■ **Short exercise**
Set the listing down again exactly, please, apart from its pictures.

============================================================

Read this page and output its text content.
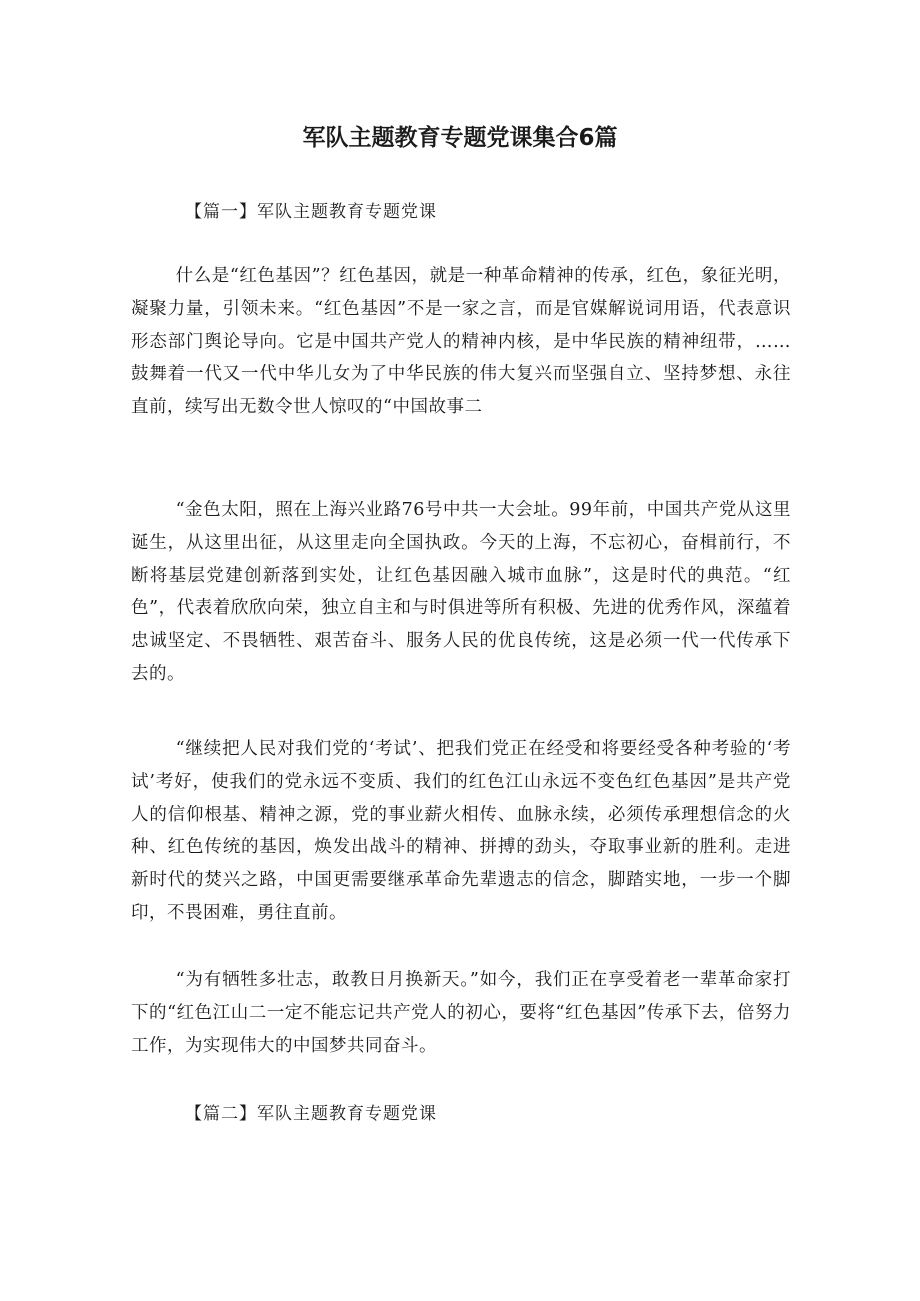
军队主题教育专题党课集合6篇

【篇一】军队主题教育专题党课

什么是“红色基因”？红色基因，就是一种革命精神的传承，红色，象征光明，凝聚力量，引领未来。“红色基因”不是一家之言，而是官媒解说词用语，代表意识形态部门舆论导向。它是中国共产党人的精神内核，是中华民族的精神纽带，……鼓舞着一代又一代中华儿女为了中华民族的伟大复兴而坚强自立、坚持梦想、永往直前，续写出无数令世人惊叹的“中国故事二

“金色太阳，照在上海兴业路76号中共一大会址。99年前，中国共产党从这里诞生，从这里出征，从这里走向全国执政。今天的上海，不忘初心，奋楫前行，不断将基层党建创新落到实处，让红色基因融入城市血脉”，这是时代的典范。“红色”，代表着欣欣向荣，独立自主和与时俱进等所有积极、先进的优秀作风，深蕴着忠诚坚定、不畏牺牲、艰苦奋斗、服务人民的优良传统，这是必须一代一代传承下去的。

“继续把人民对我们党的‘考试’、把我们党正在经受和将要经受各种考验的‘考试’考好，使我们的党永远不变质、我们的红色江山永远不变色红色基因”是共产党人的信仰根基、精神之源，党的事业薪火相传、血脉永续，必须传承理想信念的火种、红色传统的基因，焕发出战斗的精神、拼搏的劲头，夺取事业新的胜利。走进新时代的焚兴之路，中国更需要继承革命先辈遗志的信念，脚踏实地，一步一个脚印，不畏困难，勇往直前。

“为有牺牲多壮志，敢教日月换新天。”如今，我们正在享受着老一辈革命家打下的“红色江山二一定不能忘记共产党人的初心，要将“红色基因”传承下去，倍努力工作，为实现伟大的中国梦共同奋斗。

【篇二】军队主题教育专题党课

============================================================

■ **Written solution**
Read this page and output its text content.
军队主题教育专题党课集合6篇

【篇一】军队主题教育专题党课

什么是“红色基因”？红色基因，就是一种革命精神的传承，红色，象征光明，凝聚力量，引领未来。“红色基因”不是一家之言，而是官媒解说词用语，代表意识形态部门舆论导向。它是中国共产党人的精神内核，是中华民族的精神纽带，……鼓舞着一代又一代中华儿女为了中华民族的伟大复兴而坚强自立、坚持梦想、永往直前，续写出无数令世人惊叹的“中国故事二

“金色太阳，照在上海兴业路76号中共一大会址。99年前，中国共产党从这里诞生，从这里出征，从这里走向全国执政。今天的上海，不忘初心，奋楫前行，不断将基层党建创新落到实处，让红色基因融入城市血脉”，这是时代的典范。“红色”，代表着欣欣向荣，独立自主和与时俱进等所有积极、先进的优秀作风，深蕴着忠诚坚定、不畏牺牲、艰苦奋斗、服务人民的优良传统，这是必须一代一代传承下去的。

“继续把人民对我们党的‘考试’、把我们党正在经受和将要经受各种考验的‘考试’考好，使我们的党永远不变质、我们的红色江山永远不变色红色基因”是共产党人的信仰根基、精神之源，党的事业薪火相传、血脉永续，必须传承理想信念的火种、红色传统的基因，焕发出战斗的精神、拼搏的劲头，夺取事业新的胜利。走进新时代的焚兴之路，中国更需要继承革命先辈遗志的信念，脚踏实地，一步一个脚印，不畏困难，勇往直前。

“为有牺牲多壮志，敢教日月换新天。”如今，我们正在享受着老一辈革命家打下的“红色江山二一定不能忘记共产党人的初心，要将“红色基因”传承下去，倍努力工作，为实现伟大的中国梦共同奋斗。

【篇二】军队主题教育专题党课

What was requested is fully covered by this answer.